[RECORDS FOR THE EXERCISE start]
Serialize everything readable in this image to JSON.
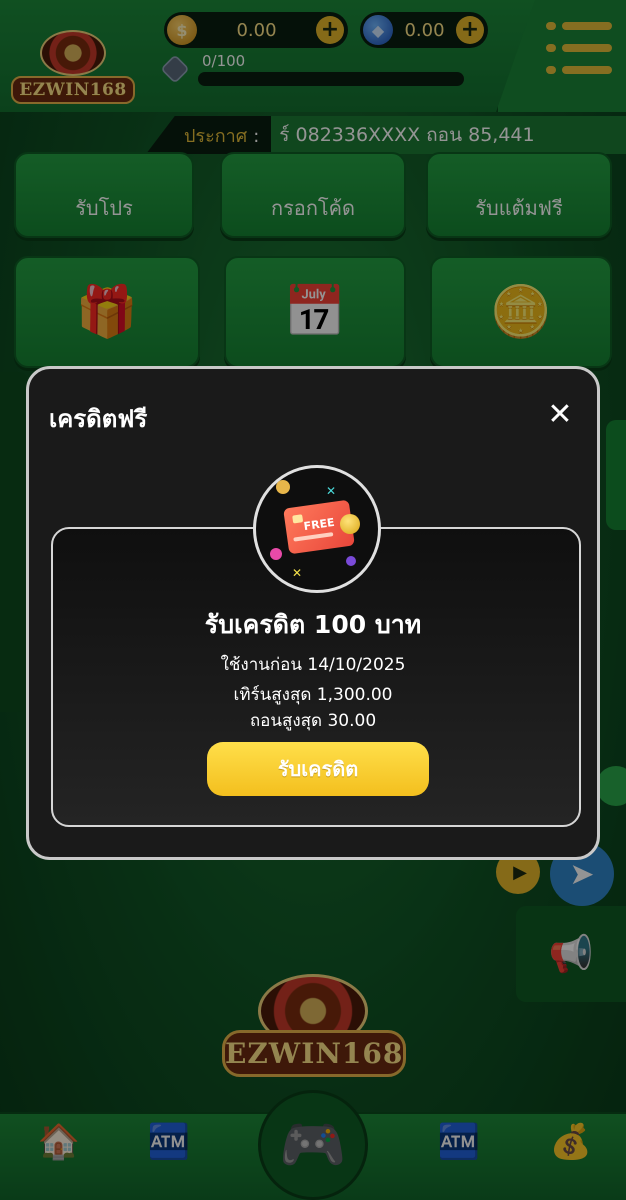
{
  "header": {
    "logo_text": "EZWIN168",
    "coin_balance": "0.00",
    "gem_balance": "0.00",
    "level_progress": "0/100",
    "coin_plus": "+",
    "gem_plus": "+"
  },
  "announcement": {
    "label": "ประกาศ",
    "colon": ":",
    "text": "ร์ 082336XXXX ถอน 85,441"
  },
  "tiles": {
    "row1": [
      {
        "label": "รับโปร"
      },
      {
        "label": "กรอกโค้ด"
      },
      {
        "label": "รับแต้มฟรี"
      }
    ]
  },
  "modal": {
    "title": "เครดิตฟรี",
    "close_symbol": "✕",
    "badge_text": "FREE",
    "credit_title": "รับเครดิต 100 บาท",
    "use_before": "ใช้งานก่อน 14/10/2025",
    "max_turn": "เทิร์นสูงสุด 1,300.00",
    "max_withdraw": "ถอนสูงสุด 30.00",
    "claim_button": "รับเครดิต"
  },
  "footer": {
    "logo_text": "EZWIN168"
  },
  "colors": {
    "accent_gold": "#e6be3a",
    "button_yellow": "#f3bf1e",
    "app_green": "#168433",
    "modal_bg": "#1a1a1a"
  },
  "icons": [
    "coin-icon",
    "gem-icon",
    "level-icon",
    "menu-icon",
    "close-icon",
    "play-icon",
    "telegram-icon",
    "megaphone-icon",
    "home-icon",
    "deposit-icon",
    "gamepad-icon",
    "withdraw-icon",
    "cashback-icon"
  ]
}
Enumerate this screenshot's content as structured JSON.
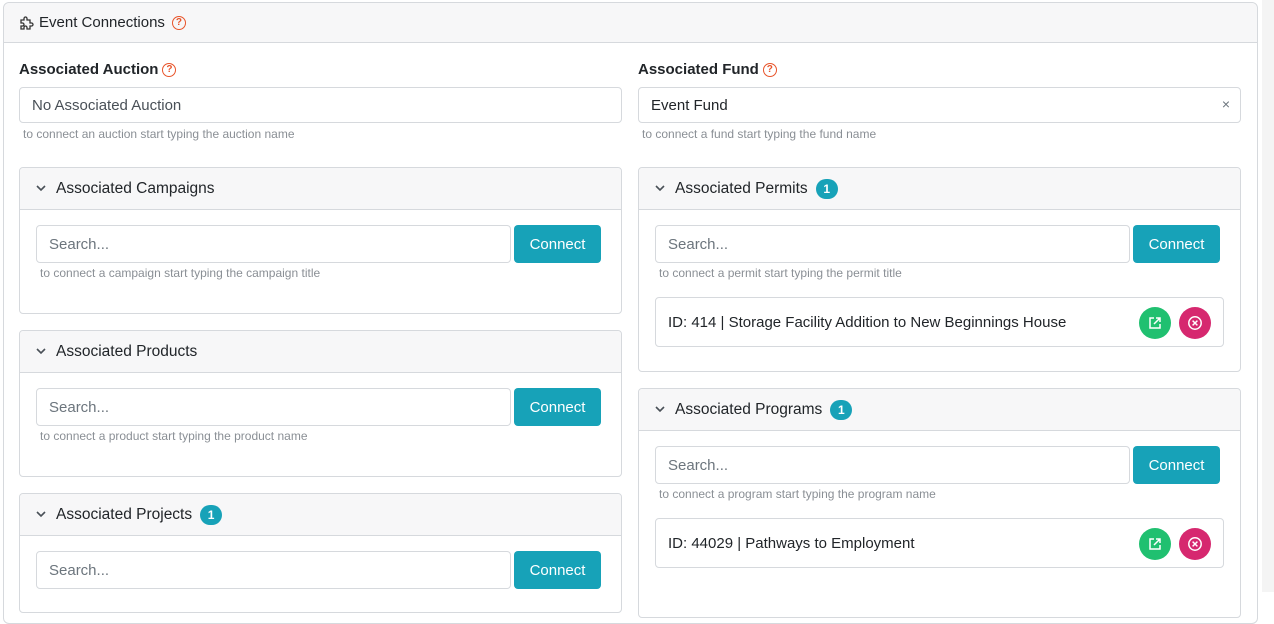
{
  "header": {
    "title": "Event Connections",
    "icon": "puzzle-icon",
    "help": "?"
  },
  "auction": {
    "label": "Associated Auction",
    "value": "No Associated Auction",
    "hint": "to connect an auction start typing the auction name"
  },
  "fund": {
    "label": "Associated Fund",
    "value": "Event Fund",
    "clear": "×",
    "hint": "to connect a fund start typing the fund name"
  },
  "panels": {
    "campaigns": {
      "title": "Associated Campaigns",
      "placeholder": "Search...",
      "connect": "Connect",
      "hint": "to connect a campaign start typing the campaign title"
    },
    "products": {
      "title": "Associated Products",
      "placeholder": "Search...",
      "connect": "Connect",
      "hint": "to connect a product start typing the product name"
    },
    "projects": {
      "title": "Associated Projects",
      "badge": "1",
      "placeholder": "Search...",
      "connect": "Connect"
    },
    "permits": {
      "title": "Associated Permits",
      "badge": "1",
      "placeholder": "Search...",
      "connect": "Connect",
      "hint": "to connect a permit start typing the permit title",
      "items": [
        "ID: 414 | Storage Facility Addition to New Beginnings House"
      ]
    },
    "programs": {
      "title": "Associated Programs",
      "badge": "1",
      "placeholder": "Search...",
      "connect": "Connect",
      "hint": "to connect a program start typing the program name",
      "items": [
        "ID: 44029 | Pathways to Employment"
      ]
    }
  },
  "colors": {
    "accent": "#17a2b8",
    "help": "#e8542a",
    "open": "#20c070",
    "remove": "#d6286f"
  }
}
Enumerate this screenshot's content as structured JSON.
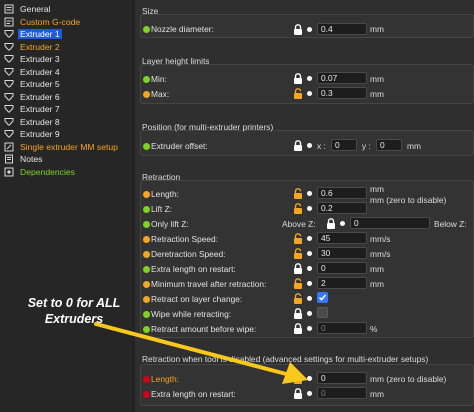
{
  "sidebar": {
    "items": [
      {
        "label": "General",
        "color": "#e6e6e6",
        "icon": "gear-icon"
      },
      {
        "label": "Custom G-code",
        "color": "#f5a623",
        "icon": "gcode-icon"
      },
      {
        "label": "Extruder 1",
        "color": "#ffffff",
        "icon": "extruder-icon",
        "selected": true
      },
      {
        "label": "Extruder 2",
        "color": "#f5a623",
        "icon": "extruder-icon"
      },
      {
        "label": "Extruder 3",
        "color": "#e6e6e6",
        "icon": "extruder-icon"
      },
      {
        "label": "Extruder 4",
        "color": "#e6e6e6",
        "icon": "extruder-icon"
      },
      {
        "label": "Extruder 5",
        "color": "#e6e6e6",
        "icon": "extruder-icon"
      },
      {
        "label": "Extruder 6",
        "color": "#e6e6e6",
        "icon": "extruder-icon"
      },
      {
        "label": "Extruder 7",
        "color": "#e6e6e6",
        "icon": "extruder-icon"
      },
      {
        "label": "Extruder 8",
        "color": "#e6e6e6",
        "icon": "extruder-icon"
      },
      {
        "label": "Extruder 9",
        "color": "#e6e6e6",
        "icon": "extruder-icon"
      },
      {
        "label": "Single extruder MM setup",
        "color": "#f5a623",
        "icon": "wrench-icon"
      },
      {
        "label": "Notes",
        "color": "#e6e6e6",
        "icon": "notes-icon"
      },
      {
        "label": "Dependencies",
        "color": "#7ed321",
        "icon": "dependencies-icon"
      }
    ]
  },
  "groups": {
    "size": {
      "title": "Size",
      "nozzle_label": "Nozzle diameter:",
      "nozzle_value": "0.4",
      "nozzle_unit": "mm"
    },
    "layer": {
      "title": "Layer height limits",
      "min_label": "Min:",
      "min_value": "0.07",
      "min_unit": "mm",
      "max_label": "Max:",
      "max_value": "0.3",
      "max_unit": "mm"
    },
    "position": {
      "title": "Position (for multi-extruder printers)",
      "offset_label": "Extruder offset:",
      "x_label": "x :",
      "x_value": "0",
      "y_label": "y :",
      "y_value": "0",
      "unit": "mm"
    },
    "retraction": {
      "title": "Retraction",
      "length_label": "Length:",
      "length_value": "0.6",
      "length_unit": "mm",
      "liftz_label": "Lift Z:",
      "liftz_value": "0.2",
      "liftz_unit": "mm (zero to disable)",
      "onlylift_label": "Only lift Z:",
      "above_label": "Above Z:",
      "above_value": "0",
      "below_label": "Below Z:",
      "speed_label": "Retraction Speed:",
      "speed_value": "45",
      "speed_unit": "mm/s",
      "deretract_label": "Deretraction Speed:",
      "deretract_value": "30",
      "deretract_unit": "mm/s",
      "extra_label": "Extra length on restart:",
      "extra_value": "0",
      "extra_unit": "mm",
      "travel_label": "Minimum travel after retraction:",
      "travel_value": "2",
      "travel_unit": "mm",
      "layerchange_label": "Retract on layer change:",
      "wipe_label": "Wipe while retracting:",
      "beforewipe_label": "Retract amount before wipe:",
      "beforewipe_value": "0",
      "beforewipe_unit": "%"
    },
    "toolchange": {
      "title": "Retraction when tool is disabled (advanced settings for multi-extruder setups)",
      "length_label": "Length:",
      "length_value": "0",
      "length_unit": "mm (zero to disable)",
      "extra_label": "Extra length on restart:",
      "extra_value": "0",
      "extra_unit": "mm"
    }
  },
  "annotation": {
    "text": "Set to 0 for ALL Extruders",
    "color": "#f8c81c"
  },
  "colors": {
    "selected": "#1f5bd6",
    "orange": "#f5a623",
    "green": "#7ed321",
    "red": "#d0021b",
    "checkbox_on": "#3478f6"
  }
}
[RECORDS FOR THE EXERCISE end]
Keep the pictures out of the copy and write out the data exactly as it stands.

Serialize everything readable in this image to JSON.
{
  "header": {
    "logo_text": "EZWIN168",
    "coin_balance": "0.00",
    "gem_balance": "0.00",
    "level_progress": "0/100",
    "coin_plus": "+",
    "gem_plus": "+"
  },
  "announcement": {
    "label": "ประกาศ",
    "colon": ":",
    "text": "ร์ 082336XXXX ถอน 85,441"
  },
  "tiles": {
    "row1": [
      {
        "label": "รับโปร"
      },
      {
        "label": "กรอกโค้ด"
      },
      {
        "label": "รับแต้มฟรี"
      }
    ]
  },
  "modal": {
    "title": "เครดิตฟรี",
    "close_symbol": "✕",
    "badge_text": "FREE",
    "credit_title": "รับเครดิต 100 บาท",
    "use_before": "ใช้งานก่อน 14/10/2025",
    "max_turn": "เทิร์นสูงสุด 1,300.00",
    "max_withdraw": "ถอนสูงสุด 30.00",
    "claim_button": "รับเครดิต"
  },
  "footer": {
    "logo_text": "EZWIN168"
  },
  "colors": {
    "accent_gold": "#e6be3a",
    "button_yellow": "#f3bf1e",
    "app_green": "#168433",
    "modal_bg": "#1a1a1a"
  },
  "icons": [
    "coin-icon",
    "gem-icon",
    "level-icon",
    "menu-icon",
    "close-icon",
    "play-icon",
    "telegram-icon",
    "megaphone-icon",
    "home-icon",
    "deposit-icon",
    "gamepad-icon",
    "withdraw-icon",
    "cashback-icon"
  ]
}
Enumerate this screenshot's content as structured JSON.
{
  "header": {
    "title": "Event Connections",
    "icon": "puzzle-icon",
    "help": "?"
  },
  "auction": {
    "label": "Associated Auction",
    "value": "No Associated Auction",
    "hint": "to connect an auction start typing the auction name"
  },
  "fund": {
    "label": "Associated Fund",
    "value": "Event Fund",
    "clear": "×",
    "hint": "to connect a fund start typing the fund name"
  },
  "panels": {
    "campaigns": {
      "title": "Associated Campaigns",
      "placeholder": "Search...",
      "connect": "Connect",
      "hint": "to connect a campaign start typing the campaign title"
    },
    "products": {
      "title": "Associated Products",
      "placeholder": "Search...",
      "connect": "Connect",
      "hint": "to connect a product start typing the product name"
    },
    "projects": {
      "title": "Associated Projects",
      "badge": "1",
      "placeholder": "Search...",
      "connect": "Connect"
    },
    "permits": {
      "title": "Associated Permits",
      "badge": "1",
      "placeholder": "Search...",
      "connect": "Connect",
      "hint": "to connect a permit start typing the permit title",
      "items": [
        "ID: 414 | Storage Facility Addition to New Beginnings House"
      ]
    },
    "programs": {
      "title": "Associated Programs",
      "badge": "1",
      "placeholder": "Search...",
      "connect": "Connect",
      "hint": "to connect a program start typing the program name",
      "items": [
        "ID: 44029 | Pathways to Employment"
      ]
    }
  },
  "colors": {
    "accent": "#17a2b8",
    "help": "#e8542a",
    "open": "#20c070",
    "remove": "#d6286f"
  }
}
Enumerate this screenshot's content as structured JSON.
{
  "sidebar": {
    "items": [
      {
        "label": "General",
        "color": "#e6e6e6",
        "icon": "gear-icon"
      },
      {
        "label": "Custom G-code",
        "color": "#f5a623",
        "icon": "gcode-icon"
      },
      {
        "label": "Extruder 1",
        "color": "#ffffff",
        "icon": "extruder-icon",
        "selected": true
      },
      {
        "label": "Extruder 2",
        "color": "#f5a623",
        "icon": "extruder-icon"
      },
      {
        "label": "Extruder 3",
        "color": "#e6e6e6",
        "icon": "extruder-icon"
      },
      {
        "label": "Extruder 4",
        "color": "#e6e6e6",
        "icon": "extruder-icon"
      },
      {
        "label": "Extruder 5",
        "color": "#e6e6e6",
        "icon": "extruder-icon"
      },
      {
        "label": "Extruder 6",
        "color": "#e6e6e6",
        "icon": "extruder-icon"
      },
      {
        "label": "Extruder 7",
        "color": "#e6e6e6",
        "icon": "extruder-icon"
      },
      {
        "label": "Extruder 8",
        "color": "#e6e6e6",
        "icon": "extruder-icon"
      },
      {
        "label": "Extruder 9",
        "color": "#e6e6e6",
        "icon": "extruder-icon"
      },
      {
        "label": "Single extruder MM setup",
        "color": "#f5a623",
        "icon": "wrench-icon"
      },
      {
        "label": "Notes",
        "color": "#e6e6e6",
        "icon": "notes-icon"
      },
      {
        "label": "Dependencies",
        "color": "#7ed321",
        "icon": "dependencies-icon"
      }
    ]
  },
  "groups": {
    "size": {
      "title": "Size",
      "nozzle_label": "Nozzle diameter:",
      "nozzle_value": "0.4",
      "nozzle_unit": "mm"
    },
    "layer": {
      "title": "Layer height limits",
      "min_label": "Min:",
      "min_value": "0.07",
      "min_unit": "mm",
      "max_label": "Max:",
      "max_value": "0.3",
      "max_unit": "mm"
    },
    "position": {
      "title": "Position (for multi-extruder printers)",
      "offset_label": "Extruder offset:",
      "x_label": "x :",
      "x_value": "0",
      "y_label": "y :",
      "y_value": "0",
      "unit": "mm"
    },
    "retraction": {
      "title": "Retraction",
      "length_label": "Length:",
      "length_value": "0.6",
      "length_unit": "mm",
      "liftz_label": "Lift Z:",
      "liftz_value": "0.2",
      "liftz_unit": "mm (zero to disable)",
      "onlylift_label": "Only lift Z:",
      "above_label": "Above Z:",
      "above_value": "0",
      "below_label": "Below Z:",
      "speed_label": "Retraction Speed:",
      "speed_value": "45",
      "speed_unit": "mm/s",
      "deretract_label": "Deretraction Speed:",
      "deretract_value": "30",
      "deretract_unit": "mm/s",
      "extra_label": "Extra length on restart:",
      "extra_value": "0",
      "extra_unit": "mm",
      "travel_label": "Minimum travel after retraction:",
      "travel_value": "2",
      "travel_unit": "mm",
      "layerchange_label": "Retract on layer change:",
      "wipe_label": "Wipe while retracting:",
      "beforewipe_label": "Retract amount before wipe:",
      "beforewipe_value": "0",
      "beforewipe_unit": "%"
    },
    "toolchange": {
      "title": "Retraction when tool is disabled (advanced settings for multi-extruder setups)",
      "length_label": "Length:",
      "length_value": "0",
      "length_unit": "mm (zero to disable)",
      "extra_label": "Extra length on restart:",
      "extra_value": "0",
      "extra_unit": "mm"
    }
  },
  "annotation": {
    "text": "Set to 0 for ALL Extruders",
    "color": "#f8c81c"
  },
  "colors": {
    "selected": "#1f5bd6",
    "orange": "#f5a623",
    "green": "#7ed321",
    "red": "#d0021b",
    "checkbox_on": "#3478f6"
  }
}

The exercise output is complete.